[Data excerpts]
#####
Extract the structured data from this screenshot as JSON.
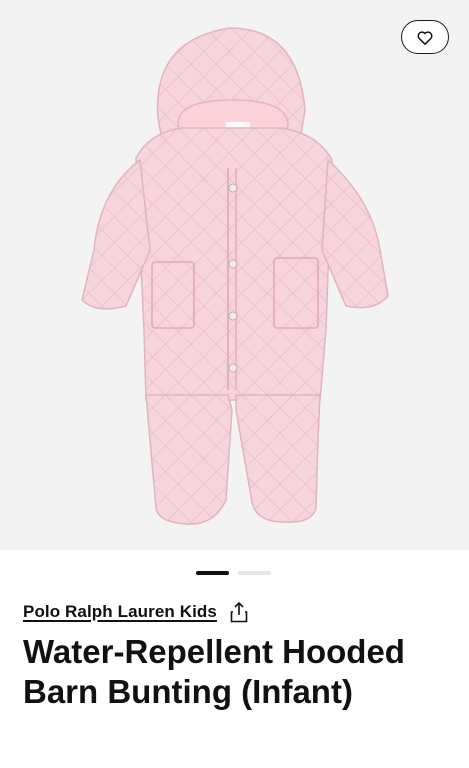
{
  "product": {
    "brand": "Polo Ralph Lauren Kids",
    "title": "Water-Repellent Hooded Barn Bunting (Infant)",
    "label_text": "Ralph Lauren"
  },
  "gallery": {
    "image_count": 2,
    "active_index": 0,
    "garment_color": "#f5d3dc"
  },
  "icons": {
    "favorite": "heart-icon",
    "share": "share-icon"
  }
}
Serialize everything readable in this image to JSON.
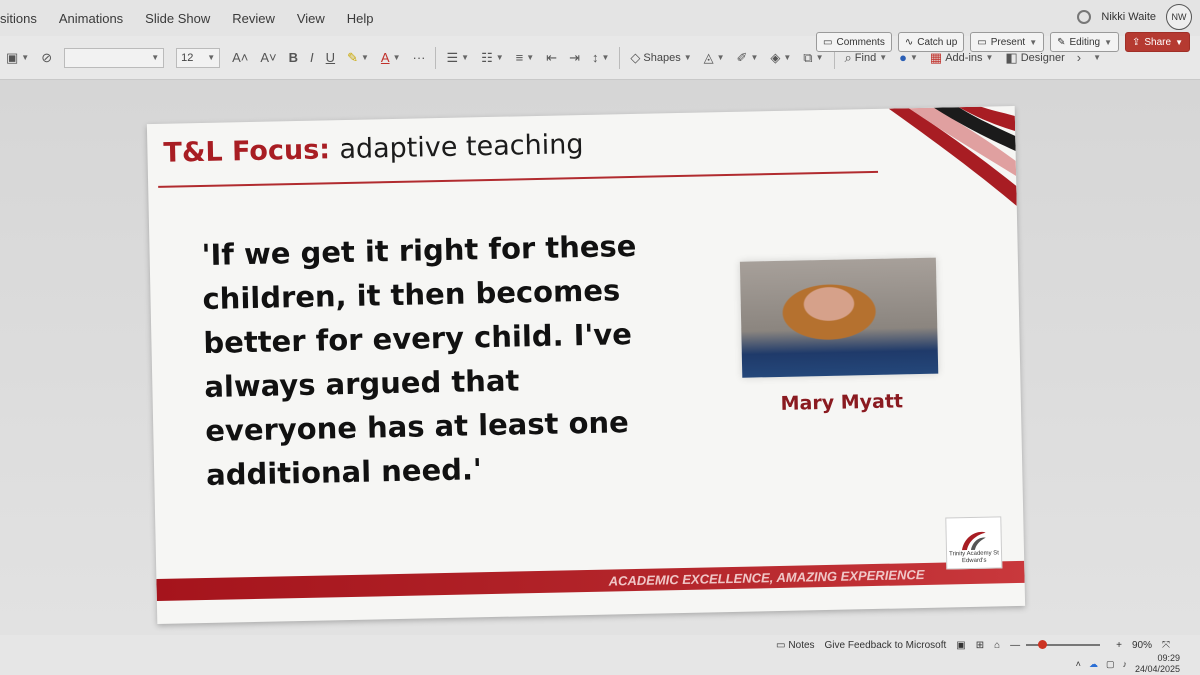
{
  "menu": {
    "tabs": [
      "sitions",
      "Animations",
      "Slide Show",
      "Review",
      "View",
      "Help"
    ]
  },
  "user": {
    "name": "Nikki Waite",
    "initials": "NW"
  },
  "ribbon": {
    "font_size": "12",
    "shapes_label": "Shapes",
    "find_label": "Find",
    "addins_label": "Add-ins",
    "designer_label": "Designer"
  },
  "actions": {
    "comments": "Comments",
    "catchup": "Catch up",
    "present": "Present",
    "editing": "Editing",
    "share": "Share"
  },
  "slide": {
    "title_red": "T&L Focus:",
    "title_black": "adaptive teaching",
    "quote": "'If we get it right for these children, it then becomes better for every child. I've always argued that everyone has at least one additional need.'",
    "caption": "Mary Myatt",
    "footer": "ACADEMIC EXCELLENCE, AMAZING EXPERIENCE",
    "logo_text": "Trinity Academy St Edward's"
  },
  "statusbar": {
    "notes": "Notes",
    "feedback": "Give Feedback to Microsoft",
    "zoom": "90%",
    "time": "09:29",
    "date": "24/04/2025"
  },
  "colors": {
    "brand_red": "#a81d23",
    "share_red": "#b53a31"
  }
}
#####
## [What the task requires]
Without including any pictures, please restate all the records exactly.

## [Answer in full]
Extract the structured data from this screenshot as JSON.
{
  "product": {
    "brand": "Polo Ralph Lauren Kids",
    "title": "Water-Repellent Hooded Barn Bunting (Infant)",
    "label_text": "Ralph Lauren"
  },
  "gallery": {
    "image_count": 2,
    "active_index": 0,
    "garment_color": "#f5d3dc"
  },
  "icons": {
    "favorite": "heart-icon",
    "share": "share-icon"
  }
}
Serialize everything readable in this image to JSON.
{
  "menu": {
    "tabs": [
      "sitions",
      "Animations",
      "Slide Show",
      "Review",
      "View",
      "Help"
    ]
  },
  "user": {
    "name": "Nikki Waite",
    "initials": "NW"
  },
  "ribbon": {
    "font_size": "12",
    "shapes_label": "Shapes",
    "find_label": "Find",
    "addins_label": "Add-ins",
    "designer_label": "Designer"
  },
  "actions": {
    "comments": "Comments",
    "catchup": "Catch up",
    "present": "Present",
    "editing": "Editing",
    "share": "Share"
  },
  "slide": {
    "title_red": "T&L Focus:",
    "title_black": "adaptive teaching",
    "quote": "'If we get it right for these children, it then becomes better for every child. I've always argued that everyone has at least one additional need.'",
    "caption": "Mary Myatt",
    "footer": "ACADEMIC EXCELLENCE, AMAZING EXPERIENCE",
    "logo_text": "Trinity Academy St Edward's"
  },
  "statusbar": {
    "notes": "Notes",
    "feedback": "Give Feedback to Microsoft",
    "zoom": "90%",
    "time": "09:29",
    "date": "24/04/2025"
  },
  "colors": {
    "brand_red": "#a81d23",
    "share_red": "#b53a31"
  }
}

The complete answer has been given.